- **What the task asks**
Check each line of the records below and collect those holding "page".

Stored records
------------------------------------

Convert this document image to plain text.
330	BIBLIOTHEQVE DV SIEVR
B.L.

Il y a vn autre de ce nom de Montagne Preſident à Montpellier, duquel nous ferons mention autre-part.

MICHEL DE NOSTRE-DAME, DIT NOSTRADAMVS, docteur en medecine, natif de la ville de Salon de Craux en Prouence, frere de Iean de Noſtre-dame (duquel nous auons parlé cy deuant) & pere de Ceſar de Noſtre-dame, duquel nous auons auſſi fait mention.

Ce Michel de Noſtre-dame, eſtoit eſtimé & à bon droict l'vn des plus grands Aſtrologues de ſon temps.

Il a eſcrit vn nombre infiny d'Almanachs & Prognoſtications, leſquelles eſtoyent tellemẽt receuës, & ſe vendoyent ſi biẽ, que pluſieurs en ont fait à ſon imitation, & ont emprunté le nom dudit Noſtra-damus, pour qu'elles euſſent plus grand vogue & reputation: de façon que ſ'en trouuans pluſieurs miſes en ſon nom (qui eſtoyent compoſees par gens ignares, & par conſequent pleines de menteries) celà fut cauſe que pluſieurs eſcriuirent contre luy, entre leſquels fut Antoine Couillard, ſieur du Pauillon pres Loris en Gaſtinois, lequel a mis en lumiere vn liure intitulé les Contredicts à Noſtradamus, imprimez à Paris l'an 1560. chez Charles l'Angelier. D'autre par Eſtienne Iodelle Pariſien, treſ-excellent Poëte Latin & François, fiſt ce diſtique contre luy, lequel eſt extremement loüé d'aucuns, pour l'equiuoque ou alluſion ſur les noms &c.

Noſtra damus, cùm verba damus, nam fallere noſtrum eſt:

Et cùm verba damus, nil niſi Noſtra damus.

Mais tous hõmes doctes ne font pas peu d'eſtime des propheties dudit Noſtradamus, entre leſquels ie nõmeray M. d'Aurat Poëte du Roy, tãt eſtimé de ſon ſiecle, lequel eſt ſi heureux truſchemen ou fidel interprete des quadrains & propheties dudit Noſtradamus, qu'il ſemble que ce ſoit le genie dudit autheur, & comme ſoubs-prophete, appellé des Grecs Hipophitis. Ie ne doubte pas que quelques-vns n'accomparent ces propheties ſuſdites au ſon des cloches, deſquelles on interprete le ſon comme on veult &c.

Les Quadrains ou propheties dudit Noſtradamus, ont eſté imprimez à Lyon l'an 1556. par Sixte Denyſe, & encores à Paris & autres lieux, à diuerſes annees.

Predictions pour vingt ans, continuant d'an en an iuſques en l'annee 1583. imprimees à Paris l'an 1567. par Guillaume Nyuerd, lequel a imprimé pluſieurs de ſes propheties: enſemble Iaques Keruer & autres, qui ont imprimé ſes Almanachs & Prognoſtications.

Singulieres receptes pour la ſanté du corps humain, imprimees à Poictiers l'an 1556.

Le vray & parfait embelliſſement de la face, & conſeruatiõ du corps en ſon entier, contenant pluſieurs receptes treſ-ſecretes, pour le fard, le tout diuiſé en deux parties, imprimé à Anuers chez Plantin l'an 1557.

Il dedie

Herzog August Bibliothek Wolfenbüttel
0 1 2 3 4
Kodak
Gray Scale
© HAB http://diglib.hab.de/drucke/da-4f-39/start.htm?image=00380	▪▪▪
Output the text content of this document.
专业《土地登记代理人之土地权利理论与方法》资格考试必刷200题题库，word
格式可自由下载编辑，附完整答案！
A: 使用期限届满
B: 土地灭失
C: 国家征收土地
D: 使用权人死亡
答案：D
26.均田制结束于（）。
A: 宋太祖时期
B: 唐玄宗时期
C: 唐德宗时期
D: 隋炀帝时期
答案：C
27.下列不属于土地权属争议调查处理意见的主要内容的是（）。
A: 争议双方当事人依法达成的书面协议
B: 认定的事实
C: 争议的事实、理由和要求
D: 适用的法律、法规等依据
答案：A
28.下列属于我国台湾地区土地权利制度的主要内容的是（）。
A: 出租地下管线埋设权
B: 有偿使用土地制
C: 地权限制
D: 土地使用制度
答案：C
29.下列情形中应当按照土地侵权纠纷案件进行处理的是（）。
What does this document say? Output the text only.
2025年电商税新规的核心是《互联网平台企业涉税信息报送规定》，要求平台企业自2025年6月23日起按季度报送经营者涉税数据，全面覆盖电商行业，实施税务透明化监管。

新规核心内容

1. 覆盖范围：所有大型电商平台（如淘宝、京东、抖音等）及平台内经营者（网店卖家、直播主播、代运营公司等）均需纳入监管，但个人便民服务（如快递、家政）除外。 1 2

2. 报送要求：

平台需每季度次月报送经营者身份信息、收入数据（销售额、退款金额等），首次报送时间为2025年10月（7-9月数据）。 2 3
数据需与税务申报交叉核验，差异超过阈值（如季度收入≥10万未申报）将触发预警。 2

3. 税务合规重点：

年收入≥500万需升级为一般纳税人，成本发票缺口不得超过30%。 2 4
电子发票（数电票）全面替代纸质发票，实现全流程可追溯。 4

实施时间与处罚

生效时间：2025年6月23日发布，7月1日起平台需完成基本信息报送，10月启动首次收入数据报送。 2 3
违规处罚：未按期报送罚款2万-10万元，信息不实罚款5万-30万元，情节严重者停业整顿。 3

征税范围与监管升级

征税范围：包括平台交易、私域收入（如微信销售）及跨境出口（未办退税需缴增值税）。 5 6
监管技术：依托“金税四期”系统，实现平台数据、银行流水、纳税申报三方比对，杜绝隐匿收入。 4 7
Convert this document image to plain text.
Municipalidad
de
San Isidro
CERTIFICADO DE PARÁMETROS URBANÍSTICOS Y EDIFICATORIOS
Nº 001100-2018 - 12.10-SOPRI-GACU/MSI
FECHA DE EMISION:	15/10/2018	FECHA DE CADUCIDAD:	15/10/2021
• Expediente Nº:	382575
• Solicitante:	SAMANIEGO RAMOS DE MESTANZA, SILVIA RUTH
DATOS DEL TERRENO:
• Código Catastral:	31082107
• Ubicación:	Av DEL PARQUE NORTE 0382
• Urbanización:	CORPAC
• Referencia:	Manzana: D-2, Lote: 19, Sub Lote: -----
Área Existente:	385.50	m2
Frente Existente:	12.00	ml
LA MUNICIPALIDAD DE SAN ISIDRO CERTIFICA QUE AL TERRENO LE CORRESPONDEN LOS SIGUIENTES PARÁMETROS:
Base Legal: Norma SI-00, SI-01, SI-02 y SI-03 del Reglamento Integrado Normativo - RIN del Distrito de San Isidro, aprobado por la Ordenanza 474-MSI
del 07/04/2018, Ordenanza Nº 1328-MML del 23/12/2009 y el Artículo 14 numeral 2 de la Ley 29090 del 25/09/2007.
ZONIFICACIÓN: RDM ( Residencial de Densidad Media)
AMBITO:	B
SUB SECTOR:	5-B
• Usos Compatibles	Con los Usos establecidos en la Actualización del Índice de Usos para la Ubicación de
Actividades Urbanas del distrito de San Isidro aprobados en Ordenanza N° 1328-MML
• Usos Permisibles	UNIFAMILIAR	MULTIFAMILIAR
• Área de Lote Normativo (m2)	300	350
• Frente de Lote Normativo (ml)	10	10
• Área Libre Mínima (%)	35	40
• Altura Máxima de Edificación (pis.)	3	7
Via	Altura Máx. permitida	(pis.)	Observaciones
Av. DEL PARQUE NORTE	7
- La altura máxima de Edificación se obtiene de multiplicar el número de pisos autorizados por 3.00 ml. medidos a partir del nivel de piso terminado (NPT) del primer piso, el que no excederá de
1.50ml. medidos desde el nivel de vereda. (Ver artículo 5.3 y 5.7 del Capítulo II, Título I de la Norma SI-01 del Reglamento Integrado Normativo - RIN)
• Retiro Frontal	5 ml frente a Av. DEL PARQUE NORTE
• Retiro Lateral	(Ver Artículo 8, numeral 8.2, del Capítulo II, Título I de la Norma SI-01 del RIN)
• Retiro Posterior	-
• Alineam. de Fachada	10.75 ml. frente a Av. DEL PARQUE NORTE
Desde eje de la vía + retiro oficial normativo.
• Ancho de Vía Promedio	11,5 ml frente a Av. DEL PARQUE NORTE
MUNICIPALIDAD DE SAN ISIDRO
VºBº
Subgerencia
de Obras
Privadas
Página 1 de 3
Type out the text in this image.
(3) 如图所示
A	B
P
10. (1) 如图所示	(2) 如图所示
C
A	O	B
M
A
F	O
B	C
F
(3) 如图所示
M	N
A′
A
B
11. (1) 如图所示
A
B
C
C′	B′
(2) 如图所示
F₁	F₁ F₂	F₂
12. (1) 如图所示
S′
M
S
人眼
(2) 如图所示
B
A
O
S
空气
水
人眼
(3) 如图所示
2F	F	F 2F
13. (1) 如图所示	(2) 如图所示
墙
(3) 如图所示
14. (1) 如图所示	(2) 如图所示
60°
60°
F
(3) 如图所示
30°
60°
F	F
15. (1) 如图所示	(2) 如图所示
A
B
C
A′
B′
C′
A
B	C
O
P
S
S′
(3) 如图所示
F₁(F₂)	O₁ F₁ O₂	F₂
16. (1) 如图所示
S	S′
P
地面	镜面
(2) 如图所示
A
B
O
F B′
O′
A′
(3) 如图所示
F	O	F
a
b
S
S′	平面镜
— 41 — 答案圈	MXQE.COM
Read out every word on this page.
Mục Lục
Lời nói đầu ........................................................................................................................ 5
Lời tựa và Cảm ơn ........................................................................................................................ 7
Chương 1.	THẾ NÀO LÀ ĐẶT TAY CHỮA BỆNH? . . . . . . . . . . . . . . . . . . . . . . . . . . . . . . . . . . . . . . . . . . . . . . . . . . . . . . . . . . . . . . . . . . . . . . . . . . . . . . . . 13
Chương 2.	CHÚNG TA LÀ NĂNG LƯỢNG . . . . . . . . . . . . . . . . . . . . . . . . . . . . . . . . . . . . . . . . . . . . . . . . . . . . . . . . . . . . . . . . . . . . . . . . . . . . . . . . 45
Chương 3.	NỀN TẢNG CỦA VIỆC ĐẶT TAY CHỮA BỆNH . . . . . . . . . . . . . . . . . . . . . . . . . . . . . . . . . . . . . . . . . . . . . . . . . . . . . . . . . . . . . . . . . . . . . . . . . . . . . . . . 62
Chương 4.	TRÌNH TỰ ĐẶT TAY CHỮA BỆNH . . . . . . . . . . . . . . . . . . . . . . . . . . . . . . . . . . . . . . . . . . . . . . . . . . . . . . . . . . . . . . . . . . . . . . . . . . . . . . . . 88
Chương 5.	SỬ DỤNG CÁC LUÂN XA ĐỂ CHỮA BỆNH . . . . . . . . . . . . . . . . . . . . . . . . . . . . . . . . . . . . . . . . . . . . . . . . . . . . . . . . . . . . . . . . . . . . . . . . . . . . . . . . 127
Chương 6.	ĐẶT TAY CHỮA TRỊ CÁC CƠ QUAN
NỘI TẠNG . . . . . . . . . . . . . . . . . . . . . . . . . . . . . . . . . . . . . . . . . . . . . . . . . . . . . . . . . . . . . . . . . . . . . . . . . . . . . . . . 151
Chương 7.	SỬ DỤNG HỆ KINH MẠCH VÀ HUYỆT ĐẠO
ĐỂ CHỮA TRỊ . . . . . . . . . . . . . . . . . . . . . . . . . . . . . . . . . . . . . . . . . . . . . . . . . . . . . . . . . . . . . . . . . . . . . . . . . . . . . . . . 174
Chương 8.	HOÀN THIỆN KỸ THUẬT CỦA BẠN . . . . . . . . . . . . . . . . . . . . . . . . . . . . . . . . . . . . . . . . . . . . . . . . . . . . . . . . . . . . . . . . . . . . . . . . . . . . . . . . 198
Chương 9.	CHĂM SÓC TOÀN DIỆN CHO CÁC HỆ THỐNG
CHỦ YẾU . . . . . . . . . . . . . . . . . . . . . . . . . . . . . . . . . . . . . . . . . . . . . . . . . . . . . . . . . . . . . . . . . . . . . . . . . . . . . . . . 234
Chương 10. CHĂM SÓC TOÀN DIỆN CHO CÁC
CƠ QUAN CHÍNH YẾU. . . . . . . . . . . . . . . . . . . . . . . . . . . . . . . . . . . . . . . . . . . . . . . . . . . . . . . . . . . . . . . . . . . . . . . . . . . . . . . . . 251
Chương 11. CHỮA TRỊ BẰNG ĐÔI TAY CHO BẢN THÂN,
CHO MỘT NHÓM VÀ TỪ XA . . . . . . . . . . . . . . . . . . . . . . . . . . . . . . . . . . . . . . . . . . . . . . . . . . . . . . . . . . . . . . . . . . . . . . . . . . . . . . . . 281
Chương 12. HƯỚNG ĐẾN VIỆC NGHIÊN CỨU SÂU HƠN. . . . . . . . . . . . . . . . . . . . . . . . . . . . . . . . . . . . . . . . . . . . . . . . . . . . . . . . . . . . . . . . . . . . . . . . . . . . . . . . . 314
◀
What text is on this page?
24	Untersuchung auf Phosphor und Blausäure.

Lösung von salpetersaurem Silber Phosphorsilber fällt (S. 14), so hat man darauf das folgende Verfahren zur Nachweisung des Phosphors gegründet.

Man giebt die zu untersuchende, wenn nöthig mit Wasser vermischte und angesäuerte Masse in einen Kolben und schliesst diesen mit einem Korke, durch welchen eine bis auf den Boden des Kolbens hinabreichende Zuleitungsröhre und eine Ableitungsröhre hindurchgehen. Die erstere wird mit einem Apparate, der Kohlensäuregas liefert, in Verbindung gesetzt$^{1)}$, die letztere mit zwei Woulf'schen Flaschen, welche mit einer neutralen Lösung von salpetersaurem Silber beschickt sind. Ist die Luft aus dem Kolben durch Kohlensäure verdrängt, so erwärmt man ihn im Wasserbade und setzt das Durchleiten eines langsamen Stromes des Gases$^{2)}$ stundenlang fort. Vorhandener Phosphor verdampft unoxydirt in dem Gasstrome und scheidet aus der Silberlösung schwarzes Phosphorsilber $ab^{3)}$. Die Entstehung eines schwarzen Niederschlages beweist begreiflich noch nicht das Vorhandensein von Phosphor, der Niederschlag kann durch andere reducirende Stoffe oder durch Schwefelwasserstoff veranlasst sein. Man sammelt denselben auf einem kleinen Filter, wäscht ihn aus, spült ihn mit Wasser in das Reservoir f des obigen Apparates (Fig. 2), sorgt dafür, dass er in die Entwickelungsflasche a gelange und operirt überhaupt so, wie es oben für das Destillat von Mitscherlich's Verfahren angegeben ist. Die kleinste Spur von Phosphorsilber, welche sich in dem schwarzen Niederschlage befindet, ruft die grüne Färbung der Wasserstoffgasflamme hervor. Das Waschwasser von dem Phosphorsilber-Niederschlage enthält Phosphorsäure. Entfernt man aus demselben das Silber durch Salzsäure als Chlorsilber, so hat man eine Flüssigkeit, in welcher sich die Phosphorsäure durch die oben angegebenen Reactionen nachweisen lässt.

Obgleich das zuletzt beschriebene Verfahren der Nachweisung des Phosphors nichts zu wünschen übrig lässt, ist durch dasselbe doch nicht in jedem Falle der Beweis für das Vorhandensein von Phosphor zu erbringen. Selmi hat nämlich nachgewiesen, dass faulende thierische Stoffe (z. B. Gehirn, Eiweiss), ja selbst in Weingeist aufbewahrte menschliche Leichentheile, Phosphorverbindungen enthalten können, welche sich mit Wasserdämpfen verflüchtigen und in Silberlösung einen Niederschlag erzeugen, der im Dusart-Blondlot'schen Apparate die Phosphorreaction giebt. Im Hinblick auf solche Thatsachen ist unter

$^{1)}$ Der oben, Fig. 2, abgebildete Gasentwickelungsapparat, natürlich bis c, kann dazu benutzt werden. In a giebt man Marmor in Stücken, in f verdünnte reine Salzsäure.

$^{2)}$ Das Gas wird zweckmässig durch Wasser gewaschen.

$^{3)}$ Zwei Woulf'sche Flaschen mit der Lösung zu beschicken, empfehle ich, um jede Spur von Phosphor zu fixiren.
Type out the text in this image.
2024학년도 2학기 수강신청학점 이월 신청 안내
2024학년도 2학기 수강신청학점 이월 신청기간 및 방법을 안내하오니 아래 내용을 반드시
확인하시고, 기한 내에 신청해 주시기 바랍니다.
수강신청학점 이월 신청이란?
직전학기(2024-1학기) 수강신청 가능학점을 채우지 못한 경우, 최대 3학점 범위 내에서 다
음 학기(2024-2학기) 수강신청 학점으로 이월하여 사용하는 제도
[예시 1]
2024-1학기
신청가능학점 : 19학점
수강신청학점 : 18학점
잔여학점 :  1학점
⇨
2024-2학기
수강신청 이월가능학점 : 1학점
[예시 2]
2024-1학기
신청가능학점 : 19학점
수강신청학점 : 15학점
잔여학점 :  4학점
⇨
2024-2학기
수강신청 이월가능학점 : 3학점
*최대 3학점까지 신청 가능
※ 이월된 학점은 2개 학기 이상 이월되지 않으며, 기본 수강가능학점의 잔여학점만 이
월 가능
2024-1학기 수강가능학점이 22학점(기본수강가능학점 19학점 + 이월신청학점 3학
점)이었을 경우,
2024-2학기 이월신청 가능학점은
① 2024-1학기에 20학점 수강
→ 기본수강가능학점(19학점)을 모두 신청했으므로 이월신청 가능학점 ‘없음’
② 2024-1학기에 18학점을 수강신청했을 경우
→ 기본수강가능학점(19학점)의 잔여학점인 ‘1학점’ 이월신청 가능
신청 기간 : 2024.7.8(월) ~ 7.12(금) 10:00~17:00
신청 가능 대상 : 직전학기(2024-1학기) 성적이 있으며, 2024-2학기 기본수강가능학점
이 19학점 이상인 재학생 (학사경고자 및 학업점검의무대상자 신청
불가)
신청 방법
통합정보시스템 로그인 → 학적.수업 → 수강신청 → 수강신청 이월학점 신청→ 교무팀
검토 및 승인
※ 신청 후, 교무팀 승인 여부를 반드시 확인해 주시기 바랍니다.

------------------------------------

- **Solution to the exercise**
Read out every word on this page.
What text is on this page?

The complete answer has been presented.